Dataset items:
==================================================

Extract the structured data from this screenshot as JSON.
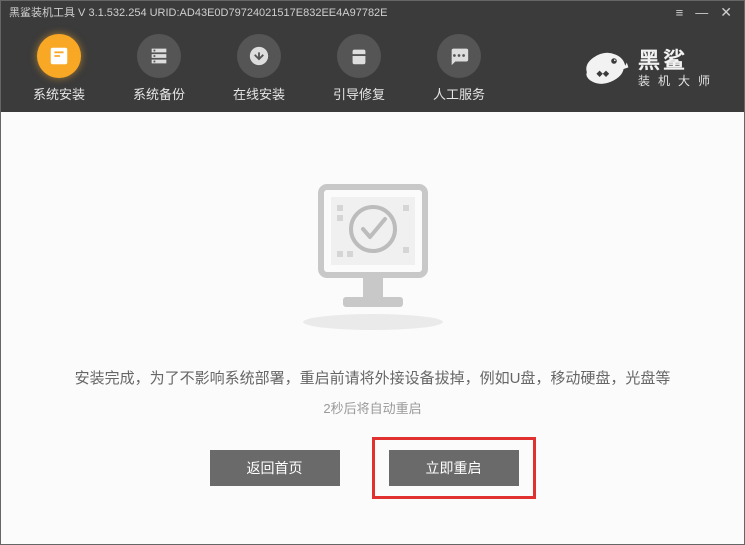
{
  "titlebar": {
    "text": "黑鲨装机工具 V 3.1.532.254 URID:AD43E0D79724021517E832EE4A97782E"
  },
  "nav": {
    "items": [
      {
        "label": "系统安装",
        "icon": "install-icon",
        "active": true
      },
      {
        "label": "系统备份",
        "icon": "backup-icon",
        "active": false
      },
      {
        "label": "在线安装",
        "icon": "download-icon",
        "active": false
      },
      {
        "label": "引导修复",
        "icon": "repair-icon",
        "active": false
      },
      {
        "label": "人工服务",
        "icon": "chat-icon",
        "active": false
      }
    ]
  },
  "brand": {
    "main": "黑鲨",
    "sub": "装机大师"
  },
  "content": {
    "message": "安装完成，为了不影响系统部署，重启前请将外接设备拔掉，例如U盘，移动硬盘，光盘等",
    "countdown": "2秒后将自动重启",
    "back_label": "返回首页",
    "restart_label": "立即重启"
  }
}
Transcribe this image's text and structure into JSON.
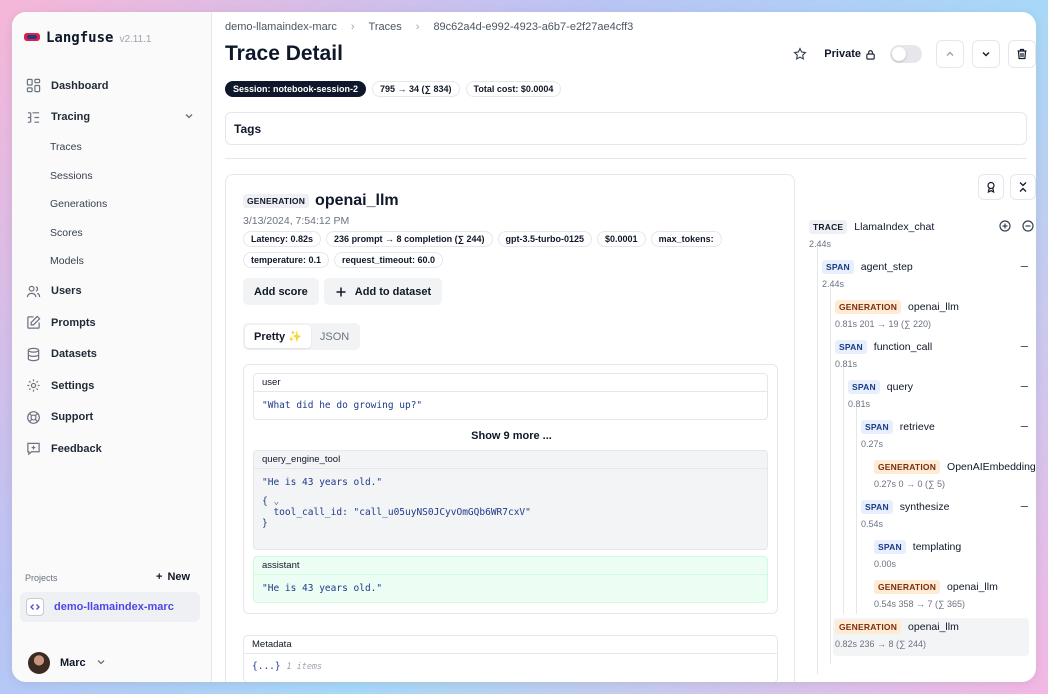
{
  "app": {
    "name": "Langfuse",
    "version": "v2.11.1"
  },
  "sidebar": {
    "items": [
      {
        "label": "Dashboard",
        "icon": "dashboard-icon"
      },
      {
        "label": "Tracing",
        "icon": "tracing-icon"
      },
      {
        "label": "Users",
        "icon": "users-icon"
      },
      {
        "label": "Prompts",
        "icon": "prompts-icon"
      },
      {
        "label": "Datasets",
        "icon": "datasets-icon"
      },
      {
        "label": "Settings",
        "icon": "gear-icon"
      },
      {
        "label": "Support",
        "icon": "lifebuoy-icon"
      },
      {
        "label": "Feedback",
        "icon": "feedback-icon"
      }
    ],
    "tracing_sub": [
      "Traces",
      "Sessions",
      "Generations",
      "Scores",
      "Models"
    ],
    "projects_label": "Projects",
    "new_label": "New",
    "project": "demo-llamaindex-marc",
    "user": "Marc"
  },
  "breadcrumb": [
    "demo-llamaindex-marc",
    "Traces",
    "89c62a4d-e992-4923-a6b7-e2f27ae4cff3"
  ],
  "page_title": "Trace Detail",
  "header": {
    "private_label": "Private"
  },
  "pills": {
    "session": "Session: notebook-session-2",
    "tokens": "795 → 34 (∑ 834)",
    "cost": "Total cost: $0.0004"
  },
  "tags_label": "Tags",
  "detail": {
    "badge": "GENERATION",
    "name": "openai_llm",
    "timestamp": "3/13/2024, 7:54:12 PM",
    "chips": [
      "Latency: 0.82s",
      "236 prompt → 8 completion (∑ 244)",
      "gpt-3.5-turbo-0125",
      "$0.0001",
      "max_tokens:",
      "temperature: 0.1",
      "request_timeout: 60.0"
    ],
    "add_score": "Add score",
    "add_dataset": "Add to dataset",
    "tab_pretty": "Pretty",
    "tab_json": "JSON",
    "messages": {
      "user_role": "user",
      "user_text": "\"What did he do growing up?\"",
      "show_more": "Show 9 more ...",
      "tool_role": "query_engine_tool",
      "tool_text": "\"He is 43 years old.\"",
      "tool_open": "{",
      "tool_key": "tool_call_id:",
      "tool_val": "\"call_u05uyNS0JCyvOmGQb6WR7cxV\"",
      "tool_close": "}",
      "assistant_role": "assistant",
      "assistant_text": "\"He is 43 years old.\""
    },
    "metadata_label": "Metadata",
    "metadata_value": "{...}",
    "metadata_count": "1 items"
  },
  "tree": [
    {
      "type": "TRACE",
      "name": "LlamaIndex_chat",
      "stats": "2.44s"
    },
    {
      "type": "SPAN",
      "name": "agent_step",
      "stats": "2.44s"
    },
    {
      "type": "GENERATION",
      "name": "openai_llm",
      "stats": "0.81s  201 → 19 (∑ 220)"
    },
    {
      "type": "SPAN",
      "name": "function_call",
      "stats": "0.81s"
    },
    {
      "type": "SPAN",
      "name": "query",
      "stats": "0.81s"
    },
    {
      "type": "SPAN",
      "name": "retrieve",
      "stats": "0.27s"
    },
    {
      "type": "GENERATION",
      "name": "OpenAIEmbedding",
      "stats": "0.27s  0 → 0 (∑ 5)"
    },
    {
      "type": "SPAN",
      "name": "synthesize",
      "stats": "0.54s"
    },
    {
      "type": "SPAN",
      "name": "templating",
      "stats": "0.00s"
    },
    {
      "type": "GENERATION",
      "name": "openai_llm",
      "stats": "0.54s  358 → 7 (∑ 365)"
    },
    {
      "type": "GENERATION",
      "name": "openai_llm",
      "stats": "0.82s  236 → 8 (∑ 244)"
    }
  ],
  "colors": {
    "accent": "#4f46e5",
    "span_badge": "#e6effb",
    "generation_badge": "#fdebd3",
    "assistant_bg": "#ecfdf3"
  }
}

==================================================

• _Required work_
Check the data for the word "this" and pull out the lines that have it.

• _Problem solution_
Extract the structured data from this screenshot as JSON.
Transcribe this image's text and structure into JSON.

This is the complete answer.